[Recorded data]
----
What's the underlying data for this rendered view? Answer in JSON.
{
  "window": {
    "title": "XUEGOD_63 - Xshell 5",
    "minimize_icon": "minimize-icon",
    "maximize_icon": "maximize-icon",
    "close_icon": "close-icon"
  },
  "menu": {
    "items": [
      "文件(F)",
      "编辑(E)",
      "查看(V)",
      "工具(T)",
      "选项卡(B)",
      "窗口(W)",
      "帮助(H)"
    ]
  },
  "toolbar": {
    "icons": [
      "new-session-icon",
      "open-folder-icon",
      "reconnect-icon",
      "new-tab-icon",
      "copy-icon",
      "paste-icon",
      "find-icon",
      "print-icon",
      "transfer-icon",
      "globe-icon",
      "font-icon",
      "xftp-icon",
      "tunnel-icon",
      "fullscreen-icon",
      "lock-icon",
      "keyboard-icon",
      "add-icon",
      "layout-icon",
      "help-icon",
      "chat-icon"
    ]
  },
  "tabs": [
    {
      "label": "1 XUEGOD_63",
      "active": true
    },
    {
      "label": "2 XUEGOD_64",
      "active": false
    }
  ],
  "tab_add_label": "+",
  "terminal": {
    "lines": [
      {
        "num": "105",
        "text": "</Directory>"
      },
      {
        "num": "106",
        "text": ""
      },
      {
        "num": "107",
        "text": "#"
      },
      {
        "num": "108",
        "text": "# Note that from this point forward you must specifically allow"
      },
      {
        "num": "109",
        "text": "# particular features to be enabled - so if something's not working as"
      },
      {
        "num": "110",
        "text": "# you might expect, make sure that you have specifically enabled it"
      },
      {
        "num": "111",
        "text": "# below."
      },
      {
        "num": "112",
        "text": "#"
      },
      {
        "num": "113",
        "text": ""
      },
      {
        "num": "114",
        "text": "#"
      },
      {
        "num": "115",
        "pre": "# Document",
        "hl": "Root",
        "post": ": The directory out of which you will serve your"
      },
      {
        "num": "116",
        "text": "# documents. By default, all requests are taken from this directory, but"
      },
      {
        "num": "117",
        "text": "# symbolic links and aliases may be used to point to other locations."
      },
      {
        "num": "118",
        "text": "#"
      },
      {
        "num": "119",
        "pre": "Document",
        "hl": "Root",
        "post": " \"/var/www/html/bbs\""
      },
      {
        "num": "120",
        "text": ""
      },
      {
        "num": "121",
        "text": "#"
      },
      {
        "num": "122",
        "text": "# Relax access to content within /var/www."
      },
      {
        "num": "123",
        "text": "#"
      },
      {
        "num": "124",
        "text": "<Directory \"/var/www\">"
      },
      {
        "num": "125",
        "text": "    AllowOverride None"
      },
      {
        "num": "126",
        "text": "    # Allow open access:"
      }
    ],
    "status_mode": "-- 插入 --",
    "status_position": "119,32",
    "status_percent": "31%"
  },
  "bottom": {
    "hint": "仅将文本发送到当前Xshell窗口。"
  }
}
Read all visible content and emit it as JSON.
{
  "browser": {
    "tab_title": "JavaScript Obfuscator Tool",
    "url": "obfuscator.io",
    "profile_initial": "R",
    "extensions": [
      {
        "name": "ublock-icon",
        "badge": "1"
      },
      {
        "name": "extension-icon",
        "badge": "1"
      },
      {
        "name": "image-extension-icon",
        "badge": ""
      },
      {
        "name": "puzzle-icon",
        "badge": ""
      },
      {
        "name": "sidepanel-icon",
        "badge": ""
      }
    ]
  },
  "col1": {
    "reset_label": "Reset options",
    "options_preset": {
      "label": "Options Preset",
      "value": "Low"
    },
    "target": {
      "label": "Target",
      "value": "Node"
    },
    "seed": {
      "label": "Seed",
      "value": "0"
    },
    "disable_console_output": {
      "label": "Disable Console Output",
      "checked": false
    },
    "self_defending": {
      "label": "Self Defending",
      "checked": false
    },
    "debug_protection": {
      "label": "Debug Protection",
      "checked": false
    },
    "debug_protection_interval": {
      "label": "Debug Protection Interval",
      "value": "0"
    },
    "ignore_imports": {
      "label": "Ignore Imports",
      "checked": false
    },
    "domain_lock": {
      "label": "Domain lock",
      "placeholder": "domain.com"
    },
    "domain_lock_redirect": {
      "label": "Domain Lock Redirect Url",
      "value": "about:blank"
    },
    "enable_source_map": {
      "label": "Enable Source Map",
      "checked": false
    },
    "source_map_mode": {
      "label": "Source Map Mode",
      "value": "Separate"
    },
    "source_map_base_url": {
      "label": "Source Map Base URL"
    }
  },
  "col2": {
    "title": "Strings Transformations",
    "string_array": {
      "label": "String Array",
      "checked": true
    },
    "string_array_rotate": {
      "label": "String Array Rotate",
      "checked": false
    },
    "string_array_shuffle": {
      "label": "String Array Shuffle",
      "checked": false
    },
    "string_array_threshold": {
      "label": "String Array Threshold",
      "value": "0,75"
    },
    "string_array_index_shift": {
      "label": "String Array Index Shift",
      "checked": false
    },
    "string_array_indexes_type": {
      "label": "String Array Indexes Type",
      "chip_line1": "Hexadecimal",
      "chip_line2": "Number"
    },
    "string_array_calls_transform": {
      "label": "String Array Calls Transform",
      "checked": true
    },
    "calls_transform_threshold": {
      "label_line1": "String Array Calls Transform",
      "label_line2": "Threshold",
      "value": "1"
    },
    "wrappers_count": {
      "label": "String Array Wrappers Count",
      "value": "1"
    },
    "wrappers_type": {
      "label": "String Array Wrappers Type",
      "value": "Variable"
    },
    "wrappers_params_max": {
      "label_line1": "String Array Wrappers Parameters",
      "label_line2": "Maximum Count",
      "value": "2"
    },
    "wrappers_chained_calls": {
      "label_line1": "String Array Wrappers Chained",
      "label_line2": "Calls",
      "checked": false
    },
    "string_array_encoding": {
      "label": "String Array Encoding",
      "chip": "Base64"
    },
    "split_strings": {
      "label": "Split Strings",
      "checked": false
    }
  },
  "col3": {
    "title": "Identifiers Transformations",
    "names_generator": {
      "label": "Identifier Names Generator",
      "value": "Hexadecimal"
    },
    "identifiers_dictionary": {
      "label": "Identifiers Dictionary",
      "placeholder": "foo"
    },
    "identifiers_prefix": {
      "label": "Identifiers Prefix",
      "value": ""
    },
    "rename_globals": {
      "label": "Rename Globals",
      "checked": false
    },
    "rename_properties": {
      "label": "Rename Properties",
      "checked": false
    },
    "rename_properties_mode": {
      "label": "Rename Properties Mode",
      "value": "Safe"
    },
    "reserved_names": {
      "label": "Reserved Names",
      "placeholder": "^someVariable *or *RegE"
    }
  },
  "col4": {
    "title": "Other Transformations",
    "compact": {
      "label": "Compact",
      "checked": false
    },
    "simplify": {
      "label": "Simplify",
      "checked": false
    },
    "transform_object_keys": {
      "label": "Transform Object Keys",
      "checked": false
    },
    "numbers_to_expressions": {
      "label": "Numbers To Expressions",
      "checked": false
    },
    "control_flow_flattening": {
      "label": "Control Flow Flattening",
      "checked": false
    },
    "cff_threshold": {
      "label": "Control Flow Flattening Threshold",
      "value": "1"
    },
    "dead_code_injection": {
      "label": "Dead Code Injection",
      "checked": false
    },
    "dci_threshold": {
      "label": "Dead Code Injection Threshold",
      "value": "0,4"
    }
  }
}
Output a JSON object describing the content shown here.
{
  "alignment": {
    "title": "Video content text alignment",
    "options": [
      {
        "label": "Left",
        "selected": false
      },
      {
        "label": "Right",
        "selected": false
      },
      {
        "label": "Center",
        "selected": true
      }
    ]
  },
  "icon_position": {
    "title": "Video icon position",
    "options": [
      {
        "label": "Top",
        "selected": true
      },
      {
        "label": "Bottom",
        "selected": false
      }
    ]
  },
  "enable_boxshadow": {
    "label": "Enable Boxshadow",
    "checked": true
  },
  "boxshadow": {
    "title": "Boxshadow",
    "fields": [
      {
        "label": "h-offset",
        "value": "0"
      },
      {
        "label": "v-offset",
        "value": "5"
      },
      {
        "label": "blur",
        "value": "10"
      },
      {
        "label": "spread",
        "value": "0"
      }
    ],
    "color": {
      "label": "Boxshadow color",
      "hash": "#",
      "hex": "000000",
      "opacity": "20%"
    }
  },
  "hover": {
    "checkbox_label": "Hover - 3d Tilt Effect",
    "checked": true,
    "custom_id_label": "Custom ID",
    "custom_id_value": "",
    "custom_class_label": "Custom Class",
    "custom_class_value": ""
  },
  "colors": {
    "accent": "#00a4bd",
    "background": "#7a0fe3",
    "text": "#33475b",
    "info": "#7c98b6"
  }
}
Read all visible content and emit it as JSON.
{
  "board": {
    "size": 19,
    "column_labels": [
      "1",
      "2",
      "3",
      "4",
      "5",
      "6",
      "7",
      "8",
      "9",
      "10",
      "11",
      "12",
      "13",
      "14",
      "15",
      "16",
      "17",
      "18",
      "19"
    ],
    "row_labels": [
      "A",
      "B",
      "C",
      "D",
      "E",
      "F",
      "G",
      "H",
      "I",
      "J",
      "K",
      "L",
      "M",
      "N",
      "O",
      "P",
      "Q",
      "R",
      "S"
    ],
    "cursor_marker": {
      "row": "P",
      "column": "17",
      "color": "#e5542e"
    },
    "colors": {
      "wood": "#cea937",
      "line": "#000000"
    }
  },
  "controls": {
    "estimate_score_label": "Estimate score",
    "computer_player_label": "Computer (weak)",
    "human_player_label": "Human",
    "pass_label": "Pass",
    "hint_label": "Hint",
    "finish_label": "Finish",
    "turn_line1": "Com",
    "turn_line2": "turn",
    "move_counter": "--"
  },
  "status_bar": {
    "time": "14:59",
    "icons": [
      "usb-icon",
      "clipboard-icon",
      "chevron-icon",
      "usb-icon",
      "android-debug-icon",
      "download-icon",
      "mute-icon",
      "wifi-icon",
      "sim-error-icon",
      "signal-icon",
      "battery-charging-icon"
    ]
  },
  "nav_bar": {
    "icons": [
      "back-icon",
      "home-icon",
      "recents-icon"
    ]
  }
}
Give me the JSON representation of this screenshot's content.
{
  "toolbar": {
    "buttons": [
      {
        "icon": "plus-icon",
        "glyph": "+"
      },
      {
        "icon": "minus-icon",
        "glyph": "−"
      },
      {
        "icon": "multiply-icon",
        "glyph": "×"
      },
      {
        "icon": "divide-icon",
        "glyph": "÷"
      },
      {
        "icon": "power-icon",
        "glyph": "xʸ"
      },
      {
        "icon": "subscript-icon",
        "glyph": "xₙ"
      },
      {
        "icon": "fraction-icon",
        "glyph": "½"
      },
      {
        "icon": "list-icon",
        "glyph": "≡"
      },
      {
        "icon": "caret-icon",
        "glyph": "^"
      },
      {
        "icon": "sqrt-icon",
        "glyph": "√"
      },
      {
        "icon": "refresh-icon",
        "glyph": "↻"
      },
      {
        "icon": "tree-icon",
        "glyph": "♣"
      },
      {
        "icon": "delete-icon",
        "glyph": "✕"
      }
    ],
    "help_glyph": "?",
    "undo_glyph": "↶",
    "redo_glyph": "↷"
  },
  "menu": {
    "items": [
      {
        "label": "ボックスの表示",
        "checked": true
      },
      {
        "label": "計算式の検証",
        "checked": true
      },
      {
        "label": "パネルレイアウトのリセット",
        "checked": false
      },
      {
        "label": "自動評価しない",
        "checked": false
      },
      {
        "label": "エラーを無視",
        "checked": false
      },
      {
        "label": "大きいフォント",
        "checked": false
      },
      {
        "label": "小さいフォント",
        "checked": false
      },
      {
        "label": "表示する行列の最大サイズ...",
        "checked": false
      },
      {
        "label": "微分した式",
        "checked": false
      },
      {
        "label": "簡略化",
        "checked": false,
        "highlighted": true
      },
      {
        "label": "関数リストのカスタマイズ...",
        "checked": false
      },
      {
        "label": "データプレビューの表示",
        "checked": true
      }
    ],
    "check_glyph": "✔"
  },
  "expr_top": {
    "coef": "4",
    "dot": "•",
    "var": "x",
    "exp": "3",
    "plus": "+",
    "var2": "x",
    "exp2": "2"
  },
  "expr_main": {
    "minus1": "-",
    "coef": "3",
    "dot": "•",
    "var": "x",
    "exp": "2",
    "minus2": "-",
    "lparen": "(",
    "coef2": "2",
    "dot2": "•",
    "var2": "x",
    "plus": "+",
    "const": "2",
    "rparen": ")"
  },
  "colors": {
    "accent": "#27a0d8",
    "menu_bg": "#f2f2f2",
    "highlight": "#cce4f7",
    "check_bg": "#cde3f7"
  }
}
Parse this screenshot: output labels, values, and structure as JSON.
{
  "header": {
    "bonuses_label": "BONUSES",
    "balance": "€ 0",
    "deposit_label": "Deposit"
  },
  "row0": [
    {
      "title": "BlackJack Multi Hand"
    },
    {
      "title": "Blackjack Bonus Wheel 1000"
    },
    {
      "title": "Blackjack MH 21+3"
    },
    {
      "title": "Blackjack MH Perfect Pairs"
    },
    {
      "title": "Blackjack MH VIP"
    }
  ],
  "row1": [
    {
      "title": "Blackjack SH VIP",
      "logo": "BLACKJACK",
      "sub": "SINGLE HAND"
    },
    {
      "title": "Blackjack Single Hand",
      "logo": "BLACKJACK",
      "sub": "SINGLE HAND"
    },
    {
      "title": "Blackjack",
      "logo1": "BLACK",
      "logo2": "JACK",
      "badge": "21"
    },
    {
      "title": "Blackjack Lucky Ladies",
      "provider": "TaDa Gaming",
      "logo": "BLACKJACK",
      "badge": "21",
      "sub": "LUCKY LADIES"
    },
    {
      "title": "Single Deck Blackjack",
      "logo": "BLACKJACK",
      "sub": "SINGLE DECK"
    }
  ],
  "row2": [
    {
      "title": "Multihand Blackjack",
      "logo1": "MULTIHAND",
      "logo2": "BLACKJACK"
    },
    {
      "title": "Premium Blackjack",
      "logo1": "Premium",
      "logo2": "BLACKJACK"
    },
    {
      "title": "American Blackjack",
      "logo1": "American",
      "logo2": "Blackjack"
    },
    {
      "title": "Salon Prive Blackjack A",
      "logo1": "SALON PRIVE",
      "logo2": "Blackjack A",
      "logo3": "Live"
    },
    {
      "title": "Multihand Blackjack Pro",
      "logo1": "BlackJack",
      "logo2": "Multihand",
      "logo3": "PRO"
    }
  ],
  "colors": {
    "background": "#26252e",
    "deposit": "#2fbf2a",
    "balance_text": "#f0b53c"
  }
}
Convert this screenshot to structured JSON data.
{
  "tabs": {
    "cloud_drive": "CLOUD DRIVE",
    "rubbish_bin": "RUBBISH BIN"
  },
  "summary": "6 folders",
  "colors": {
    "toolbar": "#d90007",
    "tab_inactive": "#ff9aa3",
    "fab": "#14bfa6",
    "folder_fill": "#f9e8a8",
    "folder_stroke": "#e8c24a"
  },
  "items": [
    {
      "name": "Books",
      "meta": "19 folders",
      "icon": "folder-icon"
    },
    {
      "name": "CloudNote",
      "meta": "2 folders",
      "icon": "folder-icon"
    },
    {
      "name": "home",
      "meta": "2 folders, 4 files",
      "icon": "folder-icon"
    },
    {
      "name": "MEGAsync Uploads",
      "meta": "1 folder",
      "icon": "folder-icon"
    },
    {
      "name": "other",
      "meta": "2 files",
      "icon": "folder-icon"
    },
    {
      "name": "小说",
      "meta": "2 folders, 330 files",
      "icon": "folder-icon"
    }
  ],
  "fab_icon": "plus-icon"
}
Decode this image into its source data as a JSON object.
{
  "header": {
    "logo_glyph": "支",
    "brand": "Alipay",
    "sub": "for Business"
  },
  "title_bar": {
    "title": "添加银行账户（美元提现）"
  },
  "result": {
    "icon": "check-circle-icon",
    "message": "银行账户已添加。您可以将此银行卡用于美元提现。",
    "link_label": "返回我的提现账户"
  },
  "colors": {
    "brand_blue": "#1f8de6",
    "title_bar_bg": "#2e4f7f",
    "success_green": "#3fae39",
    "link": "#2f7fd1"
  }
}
----
→ **Prompt**
Give back, exactly as written, the lines from the one with "Decode this image" to the last line.

→ **Task result**
Decode this image into its source data as a JSON object.
{
  "header": {
    "logo_glyph": "支",
    "brand": "Alipay",
    "sub": "for Business"
  },
  "title_bar": {
    "title": "添加银行账户（美元提现）"
  },
  "result": {
    "icon": "check-circle-icon",
    "message": "银行账户已添加。您可以将此银行卡用于美元提现。",
    "link_label": "返回我的提现账户"
  },
  "colors": {
    "brand_blue": "#1f8de6",
    "title_bar_bg": "#2e4f7f",
    "success_green": "#3fae39",
    "link": "#2f7fd1"
  }
}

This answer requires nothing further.